> _Records that describe figures_
:::
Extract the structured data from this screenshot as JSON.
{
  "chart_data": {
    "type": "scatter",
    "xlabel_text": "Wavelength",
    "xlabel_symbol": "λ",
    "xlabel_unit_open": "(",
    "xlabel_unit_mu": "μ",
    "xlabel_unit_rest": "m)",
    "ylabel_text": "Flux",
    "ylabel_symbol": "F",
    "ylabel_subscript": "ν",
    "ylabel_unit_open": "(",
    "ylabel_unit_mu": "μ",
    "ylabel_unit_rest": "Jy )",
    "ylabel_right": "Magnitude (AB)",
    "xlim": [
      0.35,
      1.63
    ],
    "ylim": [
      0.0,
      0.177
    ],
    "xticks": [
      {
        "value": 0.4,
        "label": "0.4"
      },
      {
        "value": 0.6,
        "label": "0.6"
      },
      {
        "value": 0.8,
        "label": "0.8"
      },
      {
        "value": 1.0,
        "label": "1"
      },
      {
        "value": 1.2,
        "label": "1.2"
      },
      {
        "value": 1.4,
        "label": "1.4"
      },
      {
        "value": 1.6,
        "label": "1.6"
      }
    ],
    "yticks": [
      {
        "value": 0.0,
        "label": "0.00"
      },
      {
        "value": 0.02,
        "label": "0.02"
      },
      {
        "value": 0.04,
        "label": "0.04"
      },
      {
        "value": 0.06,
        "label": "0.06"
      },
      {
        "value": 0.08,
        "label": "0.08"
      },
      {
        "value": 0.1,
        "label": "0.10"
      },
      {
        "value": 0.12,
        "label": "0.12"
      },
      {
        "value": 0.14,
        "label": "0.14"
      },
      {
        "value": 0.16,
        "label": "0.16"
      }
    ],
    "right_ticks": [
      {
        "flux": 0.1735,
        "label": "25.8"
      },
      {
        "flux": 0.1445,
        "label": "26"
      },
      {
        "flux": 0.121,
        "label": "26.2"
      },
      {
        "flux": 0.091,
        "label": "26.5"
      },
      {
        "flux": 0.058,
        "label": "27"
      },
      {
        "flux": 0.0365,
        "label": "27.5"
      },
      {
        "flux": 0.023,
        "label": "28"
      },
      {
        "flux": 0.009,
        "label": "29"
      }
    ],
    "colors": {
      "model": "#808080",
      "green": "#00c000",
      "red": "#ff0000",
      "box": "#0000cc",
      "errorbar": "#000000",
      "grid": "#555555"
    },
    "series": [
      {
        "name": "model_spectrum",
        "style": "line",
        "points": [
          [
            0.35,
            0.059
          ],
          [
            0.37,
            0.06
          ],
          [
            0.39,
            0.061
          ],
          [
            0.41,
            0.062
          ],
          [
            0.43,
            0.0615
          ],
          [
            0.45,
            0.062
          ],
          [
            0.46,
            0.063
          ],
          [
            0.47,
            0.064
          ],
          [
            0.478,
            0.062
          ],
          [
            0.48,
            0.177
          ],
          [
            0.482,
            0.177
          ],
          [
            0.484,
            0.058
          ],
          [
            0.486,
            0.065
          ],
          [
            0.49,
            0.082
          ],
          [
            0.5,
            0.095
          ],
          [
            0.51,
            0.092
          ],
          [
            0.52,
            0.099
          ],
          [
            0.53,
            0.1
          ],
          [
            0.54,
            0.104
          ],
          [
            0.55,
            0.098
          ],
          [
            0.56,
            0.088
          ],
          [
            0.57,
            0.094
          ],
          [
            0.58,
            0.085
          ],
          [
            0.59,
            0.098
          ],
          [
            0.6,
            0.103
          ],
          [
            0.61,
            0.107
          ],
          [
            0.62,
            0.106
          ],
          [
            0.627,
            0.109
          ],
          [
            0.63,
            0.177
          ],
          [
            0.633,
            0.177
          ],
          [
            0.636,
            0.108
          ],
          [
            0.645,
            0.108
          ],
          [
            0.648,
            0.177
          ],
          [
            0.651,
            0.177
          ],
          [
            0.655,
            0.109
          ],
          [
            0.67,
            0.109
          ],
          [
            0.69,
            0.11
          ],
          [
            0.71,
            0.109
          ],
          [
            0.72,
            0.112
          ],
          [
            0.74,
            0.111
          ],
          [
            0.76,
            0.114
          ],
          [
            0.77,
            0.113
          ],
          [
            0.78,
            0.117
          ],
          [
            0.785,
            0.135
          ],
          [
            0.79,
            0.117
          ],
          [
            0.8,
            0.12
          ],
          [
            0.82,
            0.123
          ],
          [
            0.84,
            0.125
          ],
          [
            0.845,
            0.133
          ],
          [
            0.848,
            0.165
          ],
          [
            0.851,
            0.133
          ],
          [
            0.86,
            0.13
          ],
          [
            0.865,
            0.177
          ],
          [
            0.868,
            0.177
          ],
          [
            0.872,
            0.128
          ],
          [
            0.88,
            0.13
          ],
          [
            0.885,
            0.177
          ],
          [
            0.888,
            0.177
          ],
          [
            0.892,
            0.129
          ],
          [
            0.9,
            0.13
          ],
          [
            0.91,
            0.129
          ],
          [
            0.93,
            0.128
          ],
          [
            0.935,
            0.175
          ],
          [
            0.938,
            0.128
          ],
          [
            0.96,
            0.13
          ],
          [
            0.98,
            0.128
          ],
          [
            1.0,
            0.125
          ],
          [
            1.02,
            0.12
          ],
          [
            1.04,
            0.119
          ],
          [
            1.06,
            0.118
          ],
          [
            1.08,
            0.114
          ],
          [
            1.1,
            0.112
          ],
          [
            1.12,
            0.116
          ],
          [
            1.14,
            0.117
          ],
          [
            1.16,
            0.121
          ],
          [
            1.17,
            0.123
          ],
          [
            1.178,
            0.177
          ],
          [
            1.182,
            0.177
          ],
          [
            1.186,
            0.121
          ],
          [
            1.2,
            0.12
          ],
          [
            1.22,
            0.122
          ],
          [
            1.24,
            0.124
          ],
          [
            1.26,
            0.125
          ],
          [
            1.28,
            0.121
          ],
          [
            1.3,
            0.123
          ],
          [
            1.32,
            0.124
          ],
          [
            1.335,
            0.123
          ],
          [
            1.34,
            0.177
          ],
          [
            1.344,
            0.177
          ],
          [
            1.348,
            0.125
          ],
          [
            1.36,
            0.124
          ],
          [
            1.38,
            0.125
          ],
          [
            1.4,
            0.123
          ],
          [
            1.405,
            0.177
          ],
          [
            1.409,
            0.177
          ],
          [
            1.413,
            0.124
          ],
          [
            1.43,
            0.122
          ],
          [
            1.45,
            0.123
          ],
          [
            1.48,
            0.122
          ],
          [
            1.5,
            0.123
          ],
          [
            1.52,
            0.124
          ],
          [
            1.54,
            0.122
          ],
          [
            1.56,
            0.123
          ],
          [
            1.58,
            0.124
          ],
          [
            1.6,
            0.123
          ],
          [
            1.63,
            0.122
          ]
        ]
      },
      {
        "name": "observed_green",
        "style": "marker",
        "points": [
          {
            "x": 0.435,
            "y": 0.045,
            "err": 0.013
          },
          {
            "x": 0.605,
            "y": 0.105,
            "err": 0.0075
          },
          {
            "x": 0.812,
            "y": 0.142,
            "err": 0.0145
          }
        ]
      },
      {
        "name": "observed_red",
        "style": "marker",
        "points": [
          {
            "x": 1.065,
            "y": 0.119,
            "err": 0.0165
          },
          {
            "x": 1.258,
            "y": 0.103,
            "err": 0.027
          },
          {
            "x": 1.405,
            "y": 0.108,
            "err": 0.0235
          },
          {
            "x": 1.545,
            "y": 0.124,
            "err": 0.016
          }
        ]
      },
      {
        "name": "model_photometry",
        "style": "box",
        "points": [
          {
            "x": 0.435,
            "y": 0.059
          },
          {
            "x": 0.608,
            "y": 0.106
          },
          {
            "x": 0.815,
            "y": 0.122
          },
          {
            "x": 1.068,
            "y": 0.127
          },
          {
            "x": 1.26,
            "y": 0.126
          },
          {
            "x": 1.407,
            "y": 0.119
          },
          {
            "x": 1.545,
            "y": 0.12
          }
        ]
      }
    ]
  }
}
:::
> _WHAT THE TASK REQUIRES_
Pull out each line holding the string "name".

> _EXERCISE RESULT_
        "name": "model_spectrum",
        "name": "observed_green",
        "name": "observed_red",
        "name": "model_photometry",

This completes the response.